[start of Entries shown]

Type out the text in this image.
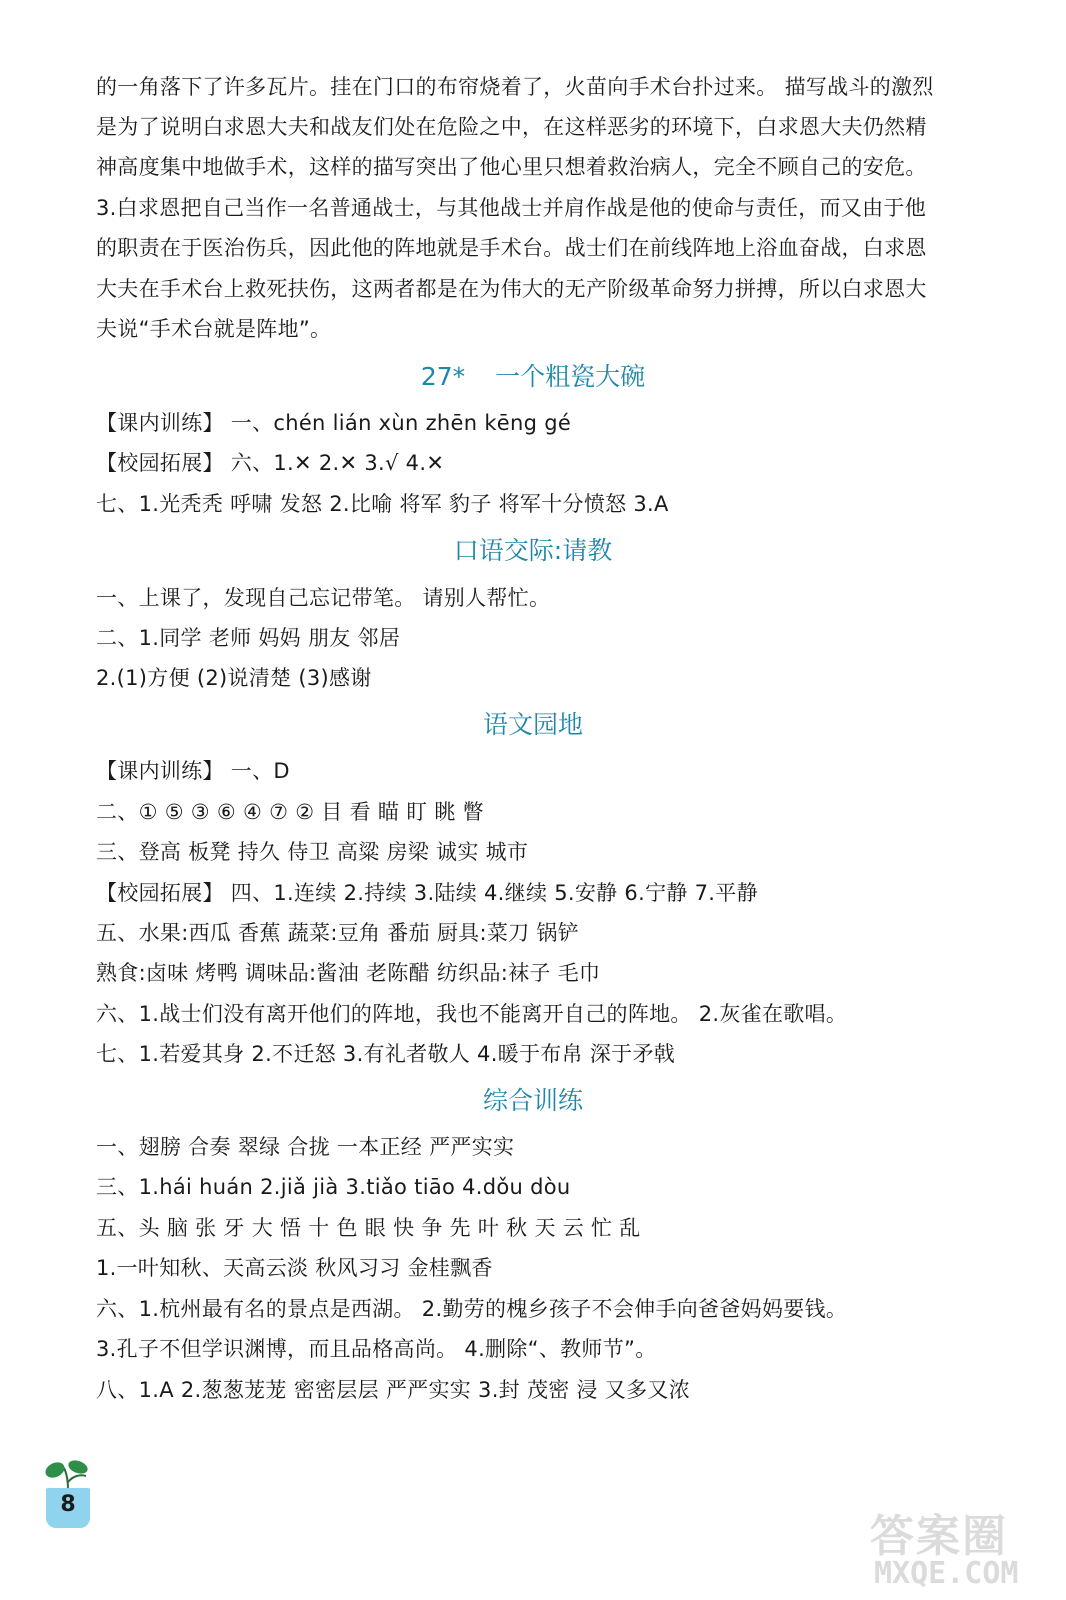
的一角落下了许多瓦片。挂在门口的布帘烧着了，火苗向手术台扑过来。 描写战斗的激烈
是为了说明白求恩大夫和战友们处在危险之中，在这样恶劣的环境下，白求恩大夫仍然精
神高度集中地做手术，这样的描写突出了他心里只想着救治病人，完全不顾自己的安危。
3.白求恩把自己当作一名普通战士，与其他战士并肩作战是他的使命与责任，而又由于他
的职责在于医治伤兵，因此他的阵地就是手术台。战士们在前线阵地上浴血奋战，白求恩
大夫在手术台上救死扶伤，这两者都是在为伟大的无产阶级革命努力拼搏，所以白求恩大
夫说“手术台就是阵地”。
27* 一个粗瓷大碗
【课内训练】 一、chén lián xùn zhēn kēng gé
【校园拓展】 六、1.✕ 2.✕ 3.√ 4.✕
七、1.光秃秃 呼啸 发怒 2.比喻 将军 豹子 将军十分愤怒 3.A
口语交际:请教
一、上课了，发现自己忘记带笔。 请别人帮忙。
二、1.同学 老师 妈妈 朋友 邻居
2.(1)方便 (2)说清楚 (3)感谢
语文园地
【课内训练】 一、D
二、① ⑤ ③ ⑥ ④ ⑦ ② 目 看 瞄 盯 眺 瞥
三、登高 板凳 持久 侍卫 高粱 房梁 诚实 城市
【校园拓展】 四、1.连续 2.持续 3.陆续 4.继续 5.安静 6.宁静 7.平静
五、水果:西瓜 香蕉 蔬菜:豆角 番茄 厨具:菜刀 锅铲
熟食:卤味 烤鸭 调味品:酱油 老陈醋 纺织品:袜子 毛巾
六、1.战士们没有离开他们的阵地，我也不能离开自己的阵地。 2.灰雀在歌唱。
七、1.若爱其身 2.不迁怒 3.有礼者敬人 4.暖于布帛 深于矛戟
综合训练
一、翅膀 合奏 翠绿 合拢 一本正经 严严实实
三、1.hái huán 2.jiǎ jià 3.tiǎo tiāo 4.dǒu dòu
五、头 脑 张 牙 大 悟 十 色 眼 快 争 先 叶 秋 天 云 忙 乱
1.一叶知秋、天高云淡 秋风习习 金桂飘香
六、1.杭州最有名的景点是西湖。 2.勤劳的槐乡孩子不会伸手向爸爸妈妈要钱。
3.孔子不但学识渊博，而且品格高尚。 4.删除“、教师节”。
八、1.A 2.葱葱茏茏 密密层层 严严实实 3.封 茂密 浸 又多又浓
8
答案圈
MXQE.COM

[end of Entries shown]
[start of Entries shown]

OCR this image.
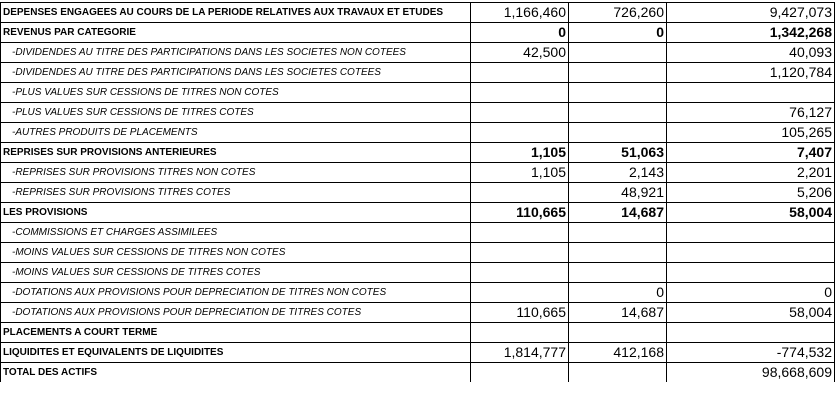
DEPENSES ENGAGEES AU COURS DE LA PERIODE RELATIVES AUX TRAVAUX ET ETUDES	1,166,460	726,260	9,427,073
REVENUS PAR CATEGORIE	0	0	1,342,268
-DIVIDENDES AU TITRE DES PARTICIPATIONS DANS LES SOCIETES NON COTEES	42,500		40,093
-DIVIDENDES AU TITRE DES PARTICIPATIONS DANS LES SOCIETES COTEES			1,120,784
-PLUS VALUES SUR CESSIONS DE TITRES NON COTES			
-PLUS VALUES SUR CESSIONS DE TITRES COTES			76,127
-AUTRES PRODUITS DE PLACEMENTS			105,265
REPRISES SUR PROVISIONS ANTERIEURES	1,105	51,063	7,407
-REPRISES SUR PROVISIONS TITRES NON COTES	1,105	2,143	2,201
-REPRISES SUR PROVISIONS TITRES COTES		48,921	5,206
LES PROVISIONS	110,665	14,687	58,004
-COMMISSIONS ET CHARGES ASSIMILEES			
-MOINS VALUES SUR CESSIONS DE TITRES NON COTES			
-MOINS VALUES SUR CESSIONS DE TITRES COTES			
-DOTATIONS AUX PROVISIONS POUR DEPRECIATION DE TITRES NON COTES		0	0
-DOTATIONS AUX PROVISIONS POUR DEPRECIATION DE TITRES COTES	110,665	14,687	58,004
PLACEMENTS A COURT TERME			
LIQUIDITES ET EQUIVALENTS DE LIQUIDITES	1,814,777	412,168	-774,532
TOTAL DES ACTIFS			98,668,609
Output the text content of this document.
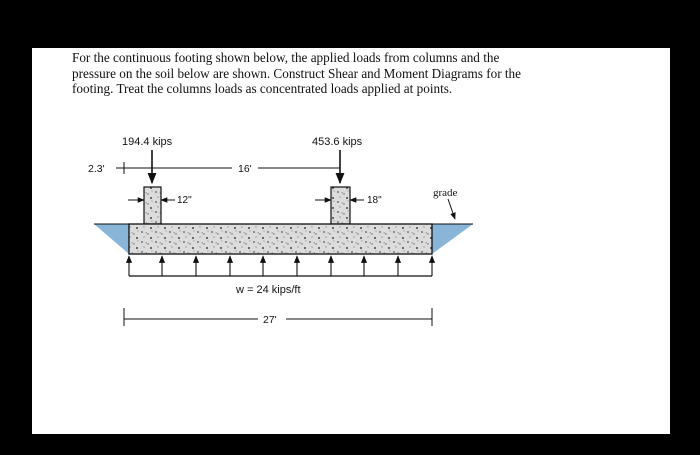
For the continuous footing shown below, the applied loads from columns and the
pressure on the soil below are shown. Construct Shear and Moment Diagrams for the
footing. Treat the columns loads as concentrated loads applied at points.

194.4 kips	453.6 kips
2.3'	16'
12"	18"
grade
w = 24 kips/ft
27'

[end of Entries shown]
[start of Entries shown]

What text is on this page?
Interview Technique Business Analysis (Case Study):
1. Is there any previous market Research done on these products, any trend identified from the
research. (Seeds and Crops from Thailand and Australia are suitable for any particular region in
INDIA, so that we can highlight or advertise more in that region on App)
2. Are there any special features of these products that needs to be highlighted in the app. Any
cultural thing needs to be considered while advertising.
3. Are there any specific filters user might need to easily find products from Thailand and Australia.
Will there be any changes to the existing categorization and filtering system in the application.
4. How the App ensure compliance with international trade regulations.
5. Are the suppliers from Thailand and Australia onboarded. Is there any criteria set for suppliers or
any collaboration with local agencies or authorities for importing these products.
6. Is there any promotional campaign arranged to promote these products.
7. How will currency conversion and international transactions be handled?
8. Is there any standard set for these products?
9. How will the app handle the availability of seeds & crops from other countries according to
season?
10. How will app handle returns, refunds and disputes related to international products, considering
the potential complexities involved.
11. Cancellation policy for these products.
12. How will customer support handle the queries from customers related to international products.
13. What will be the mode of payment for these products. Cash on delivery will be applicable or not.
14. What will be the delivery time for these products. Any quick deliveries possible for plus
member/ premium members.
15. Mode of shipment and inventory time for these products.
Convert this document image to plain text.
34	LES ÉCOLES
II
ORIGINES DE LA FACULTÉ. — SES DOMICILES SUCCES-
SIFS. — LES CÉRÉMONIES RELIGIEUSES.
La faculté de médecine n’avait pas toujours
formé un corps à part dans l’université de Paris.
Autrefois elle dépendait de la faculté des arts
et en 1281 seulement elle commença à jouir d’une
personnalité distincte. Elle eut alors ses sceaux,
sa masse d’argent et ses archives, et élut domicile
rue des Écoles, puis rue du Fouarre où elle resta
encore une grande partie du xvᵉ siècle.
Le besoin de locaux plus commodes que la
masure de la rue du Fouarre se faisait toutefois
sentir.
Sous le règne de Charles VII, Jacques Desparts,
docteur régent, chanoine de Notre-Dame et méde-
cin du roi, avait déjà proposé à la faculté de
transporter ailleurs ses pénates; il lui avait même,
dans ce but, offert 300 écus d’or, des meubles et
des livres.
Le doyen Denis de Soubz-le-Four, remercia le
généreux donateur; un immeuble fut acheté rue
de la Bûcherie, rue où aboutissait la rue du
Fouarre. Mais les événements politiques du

[end of Entries shown]

Pick out and copy every line that contains the word "DIVIDENDES".

-DIVIDENDES AU TITRE DES PARTICIPATIONS DANS LES SOCIETES NON COTEES	42,500		40,093
-DIVIDENDES AU TITRE DES PARTICIPATIONS DANS LES SOCIETES COTEES			1,120,784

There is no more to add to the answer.